--- Extracted data ---

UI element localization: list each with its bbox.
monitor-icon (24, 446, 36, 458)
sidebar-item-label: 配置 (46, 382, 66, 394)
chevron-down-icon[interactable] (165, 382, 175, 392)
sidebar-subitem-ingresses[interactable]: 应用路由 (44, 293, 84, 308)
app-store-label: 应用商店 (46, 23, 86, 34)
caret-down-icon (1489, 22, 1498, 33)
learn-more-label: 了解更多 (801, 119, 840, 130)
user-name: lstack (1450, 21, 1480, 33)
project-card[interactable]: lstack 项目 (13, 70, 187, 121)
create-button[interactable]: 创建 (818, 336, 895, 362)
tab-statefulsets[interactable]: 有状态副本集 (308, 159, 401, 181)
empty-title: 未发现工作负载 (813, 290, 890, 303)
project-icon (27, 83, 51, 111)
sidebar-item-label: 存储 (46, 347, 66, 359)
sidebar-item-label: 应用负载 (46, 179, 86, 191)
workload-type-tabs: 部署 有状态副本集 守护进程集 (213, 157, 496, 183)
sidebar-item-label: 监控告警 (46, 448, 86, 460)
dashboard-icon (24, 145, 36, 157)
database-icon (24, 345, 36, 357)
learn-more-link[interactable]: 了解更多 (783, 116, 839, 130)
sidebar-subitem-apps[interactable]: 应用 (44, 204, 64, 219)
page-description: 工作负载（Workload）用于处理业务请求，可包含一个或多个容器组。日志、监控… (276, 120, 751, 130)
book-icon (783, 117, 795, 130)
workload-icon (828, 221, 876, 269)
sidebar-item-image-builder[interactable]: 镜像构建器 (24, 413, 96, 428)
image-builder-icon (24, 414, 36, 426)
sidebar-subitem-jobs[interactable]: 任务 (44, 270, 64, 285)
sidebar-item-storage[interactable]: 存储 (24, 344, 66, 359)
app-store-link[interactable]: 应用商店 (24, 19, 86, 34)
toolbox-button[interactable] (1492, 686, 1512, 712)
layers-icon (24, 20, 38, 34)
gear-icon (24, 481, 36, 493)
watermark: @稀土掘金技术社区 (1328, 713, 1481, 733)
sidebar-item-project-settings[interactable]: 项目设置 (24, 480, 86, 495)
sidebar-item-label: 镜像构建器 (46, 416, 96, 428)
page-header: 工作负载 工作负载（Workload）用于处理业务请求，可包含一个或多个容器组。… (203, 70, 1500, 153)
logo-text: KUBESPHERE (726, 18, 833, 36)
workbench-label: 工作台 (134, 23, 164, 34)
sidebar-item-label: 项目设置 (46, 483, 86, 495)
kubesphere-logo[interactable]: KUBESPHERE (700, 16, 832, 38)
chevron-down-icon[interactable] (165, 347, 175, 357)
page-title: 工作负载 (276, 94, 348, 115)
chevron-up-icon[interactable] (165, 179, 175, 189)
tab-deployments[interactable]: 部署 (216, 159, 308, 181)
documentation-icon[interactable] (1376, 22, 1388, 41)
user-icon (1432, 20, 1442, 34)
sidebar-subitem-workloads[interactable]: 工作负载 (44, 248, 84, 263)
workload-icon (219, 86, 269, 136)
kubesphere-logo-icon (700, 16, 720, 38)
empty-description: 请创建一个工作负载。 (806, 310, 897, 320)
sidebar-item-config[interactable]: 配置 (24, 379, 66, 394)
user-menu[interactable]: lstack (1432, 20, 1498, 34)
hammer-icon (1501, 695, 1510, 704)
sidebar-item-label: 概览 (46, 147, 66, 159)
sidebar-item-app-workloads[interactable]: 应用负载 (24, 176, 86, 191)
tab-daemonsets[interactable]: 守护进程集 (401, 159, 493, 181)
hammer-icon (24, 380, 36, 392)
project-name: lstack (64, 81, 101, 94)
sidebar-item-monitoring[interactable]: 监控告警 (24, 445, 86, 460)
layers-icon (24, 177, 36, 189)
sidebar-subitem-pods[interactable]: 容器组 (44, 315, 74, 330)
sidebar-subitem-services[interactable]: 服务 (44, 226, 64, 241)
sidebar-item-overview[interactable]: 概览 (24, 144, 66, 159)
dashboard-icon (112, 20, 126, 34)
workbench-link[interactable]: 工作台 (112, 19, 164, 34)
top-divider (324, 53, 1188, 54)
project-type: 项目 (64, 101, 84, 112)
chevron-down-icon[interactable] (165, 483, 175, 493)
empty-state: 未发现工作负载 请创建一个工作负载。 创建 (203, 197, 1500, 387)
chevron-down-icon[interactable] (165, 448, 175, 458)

---

• _Exercise requirements_
Copy out every line of the listing above without any changes.

• _In response_
UI element localization: list each with its bbox.
monitor-icon (24, 446, 36, 458)
sidebar-item-label: 配置 (46, 382, 66, 394)
chevron-down-icon[interactable] (165, 382, 175, 392)
sidebar-subitem-ingresses[interactable]: 应用路由 (44, 293, 84, 308)
app-store-label: 应用商店 (46, 23, 86, 34)
caret-down-icon (1489, 22, 1498, 33)
learn-more-label: 了解更多 (801, 119, 840, 130)
user-name: lstack (1450, 21, 1480, 33)
project-card[interactable]: lstack 项目 (13, 70, 187, 121)
create-button[interactable]: 创建 (818, 336, 895, 362)
tab-statefulsets[interactable]: 有状态副本集 (308, 159, 401, 181)
empty-title: 未发现工作负载 (813, 290, 890, 303)
project-icon (27, 83, 51, 111)
sidebar-item-label: 存储 (46, 347, 66, 359)
sidebar-item-label: 应用负载 (46, 179, 86, 191)
workload-type-tabs: 部署 有状态副本集 守护进程集 (213, 157, 496, 183)
sidebar-item-label: 监控告警 (46, 448, 86, 460)
dashboard-icon (24, 145, 36, 157)
database-icon (24, 345, 36, 357)
learn-more-link[interactable]: 了解更多 (783, 116, 839, 130)
sidebar-subitem-apps[interactable]: 应用 (44, 204, 64, 219)
page-description: 工作负载（Workload）用于处理业务请求，可包含一个或多个容器组。日志、监控… (276, 120, 751, 130)
book-icon (783, 117, 795, 130)
workload-icon (828, 221, 876, 269)
sidebar-item-image-builder[interactable]: 镜像构建器 (24, 413, 96, 428)
image-builder-icon (24, 414, 36, 426)
sidebar-subitem-jobs[interactable]: 任务 (44, 270, 64, 285)
sidebar-item-storage[interactable]: 存储 (24, 344, 66, 359)
app-store-link[interactable]: 应用商店 (24, 19, 86, 34)
toolbox-button[interactable] (1492, 686, 1512, 712)
layers-icon (24, 20, 38, 34)
gear-icon (24, 481, 36, 493)
watermark: @稀土掘金技术社区 (1328, 713, 1481, 733)
sidebar-item-project-settings[interactable]: 项目设置 (24, 480, 86, 495)
sidebar-item-label: 镜像构建器 (46, 416, 96, 428)
page-header: 工作负载 工作负载（Workload）用于处理业务请求，可包含一个或多个容器组。… (203, 70, 1500, 153)
logo-text: KUBESPHERE (726, 18, 833, 36)
workbench-label: 工作台 (134, 23, 164, 34)
sidebar-item-label: 项目设置 (46, 483, 86, 495)
kubesphere-logo[interactable]: KUBESPHERE (700, 16, 832, 38)
chevron-down-icon[interactable] (165, 347, 175, 357)
page-title: 工作负载 (276, 94, 348, 115)
chevron-up-icon[interactable] (165, 179, 175, 189)
tab-deployments[interactable]: 部署 (216, 159, 308, 181)
documentation-icon[interactable] (1376, 22, 1388, 41)
user-icon (1432, 20, 1442, 34)
sidebar-subitem-workloads[interactable]: 工作负载 (44, 248, 84, 263)
workload-icon (219, 86, 269, 136)
kubesphere-logo-icon (700, 16, 720, 38)
empty-description: 请创建一个工作负载。 (806, 310, 897, 320)
sidebar-item-config[interactable]: 配置 (24, 379, 66, 394)
user-menu[interactable]: lstack (1432, 20, 1498, 34)
hammer-icon (1501, 695, 1510, 704)
sidebar-item-label: 概览 (46, 147, 66, 159)
sidebar-item-app-workloads[interactable]: 应用负载 (24, 176, 86, 191)
tab-daemonsets[interactable]: 守护进程集 (401, 159, 493, 181)
hammer-icon (24, 380, 36, 392)
project-name: lstack (64, 81, 101, 94)
sidebar-item-monitoring[interactable]: 监控告警 (24, 445, 86, 460)
layers-icon (24, 177, 36, 189)
sidebar-subitem-pods[interactable]: 容器组 (44, 315, 74, 330)
sidebar-subitem-services[interactable]: 服务 (44, 226, 64, 241)
sidebar-item-overview[interactable]: 概览 (24, 144, 66, 159)
dashboard-icon (112, 20, 126, 34)
workbench-link[interactable]: 工作台 (112, 19, 164, 34)
top-divider (324, 53, 1188, 54)
project-type: 项目 (64, 101, 84, 112)
chevron-down-icon[interactable] (165, 483, 175, 493)
empty-state: 未发现工作负载 请创建一个工作负载。 创建 (203, 197, 1500, 387)
chevron-down-icon[interactable] (165, 448, 175, 458)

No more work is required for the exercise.